_The records_
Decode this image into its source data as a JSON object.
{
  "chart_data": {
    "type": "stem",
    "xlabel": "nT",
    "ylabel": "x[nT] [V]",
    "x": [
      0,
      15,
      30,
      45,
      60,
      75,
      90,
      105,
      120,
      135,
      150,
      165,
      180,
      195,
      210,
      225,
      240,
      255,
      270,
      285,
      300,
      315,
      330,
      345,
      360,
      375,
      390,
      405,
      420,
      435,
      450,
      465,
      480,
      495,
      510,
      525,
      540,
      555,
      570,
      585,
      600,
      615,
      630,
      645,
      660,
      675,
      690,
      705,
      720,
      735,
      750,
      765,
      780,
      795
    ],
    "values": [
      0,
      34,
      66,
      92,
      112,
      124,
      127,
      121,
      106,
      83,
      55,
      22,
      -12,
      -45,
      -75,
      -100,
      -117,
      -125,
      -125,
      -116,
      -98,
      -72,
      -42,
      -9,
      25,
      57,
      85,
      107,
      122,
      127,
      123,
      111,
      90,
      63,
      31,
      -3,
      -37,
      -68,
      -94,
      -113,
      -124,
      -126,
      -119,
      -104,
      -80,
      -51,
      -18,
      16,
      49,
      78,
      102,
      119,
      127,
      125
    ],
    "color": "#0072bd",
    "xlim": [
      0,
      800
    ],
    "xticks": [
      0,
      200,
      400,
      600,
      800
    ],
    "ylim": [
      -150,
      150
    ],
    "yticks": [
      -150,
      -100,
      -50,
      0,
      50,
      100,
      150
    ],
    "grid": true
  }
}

--

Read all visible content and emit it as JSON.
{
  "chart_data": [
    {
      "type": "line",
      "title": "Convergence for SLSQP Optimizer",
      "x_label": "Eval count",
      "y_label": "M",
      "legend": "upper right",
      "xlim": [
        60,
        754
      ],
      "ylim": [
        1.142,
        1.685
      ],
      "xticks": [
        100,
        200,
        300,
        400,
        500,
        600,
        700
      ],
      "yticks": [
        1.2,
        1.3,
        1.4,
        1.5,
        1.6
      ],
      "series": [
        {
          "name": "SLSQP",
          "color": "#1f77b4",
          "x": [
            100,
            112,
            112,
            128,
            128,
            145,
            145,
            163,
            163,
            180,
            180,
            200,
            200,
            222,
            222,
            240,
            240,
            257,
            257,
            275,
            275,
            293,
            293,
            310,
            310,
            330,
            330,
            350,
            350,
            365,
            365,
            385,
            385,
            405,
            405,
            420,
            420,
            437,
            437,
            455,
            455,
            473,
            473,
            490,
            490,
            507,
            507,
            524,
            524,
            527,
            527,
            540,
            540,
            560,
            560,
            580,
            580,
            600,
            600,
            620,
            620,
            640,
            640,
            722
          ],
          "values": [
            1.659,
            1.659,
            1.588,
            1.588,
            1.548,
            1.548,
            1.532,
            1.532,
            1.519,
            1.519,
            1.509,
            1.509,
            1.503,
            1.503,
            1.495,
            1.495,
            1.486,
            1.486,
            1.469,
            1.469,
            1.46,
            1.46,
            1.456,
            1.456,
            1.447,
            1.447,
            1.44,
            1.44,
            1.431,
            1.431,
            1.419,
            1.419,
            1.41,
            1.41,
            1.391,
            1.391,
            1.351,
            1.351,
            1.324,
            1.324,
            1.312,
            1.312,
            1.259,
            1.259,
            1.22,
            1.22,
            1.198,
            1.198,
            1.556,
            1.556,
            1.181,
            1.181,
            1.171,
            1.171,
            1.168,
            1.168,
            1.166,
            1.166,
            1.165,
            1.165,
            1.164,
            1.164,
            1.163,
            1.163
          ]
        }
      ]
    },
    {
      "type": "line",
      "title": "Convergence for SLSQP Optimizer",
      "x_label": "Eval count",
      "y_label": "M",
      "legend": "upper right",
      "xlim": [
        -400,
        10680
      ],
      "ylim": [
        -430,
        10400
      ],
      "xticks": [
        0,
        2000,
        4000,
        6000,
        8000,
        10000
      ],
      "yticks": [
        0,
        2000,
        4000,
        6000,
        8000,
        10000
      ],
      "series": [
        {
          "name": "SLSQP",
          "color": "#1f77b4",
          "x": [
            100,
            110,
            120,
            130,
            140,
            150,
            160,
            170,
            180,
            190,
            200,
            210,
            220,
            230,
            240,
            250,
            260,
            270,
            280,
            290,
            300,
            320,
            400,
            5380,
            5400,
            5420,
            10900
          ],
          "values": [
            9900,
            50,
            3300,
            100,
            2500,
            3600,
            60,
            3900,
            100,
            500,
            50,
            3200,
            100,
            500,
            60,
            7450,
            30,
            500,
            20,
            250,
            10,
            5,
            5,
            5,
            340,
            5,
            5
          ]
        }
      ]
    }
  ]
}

_Aim of the exercise_
Wherever the word "JSON" occurs in a line of the listing, copy that line.

_Full response_
Decode this image into its source data as a JSON object.
Read all visible content and emit it as JSON.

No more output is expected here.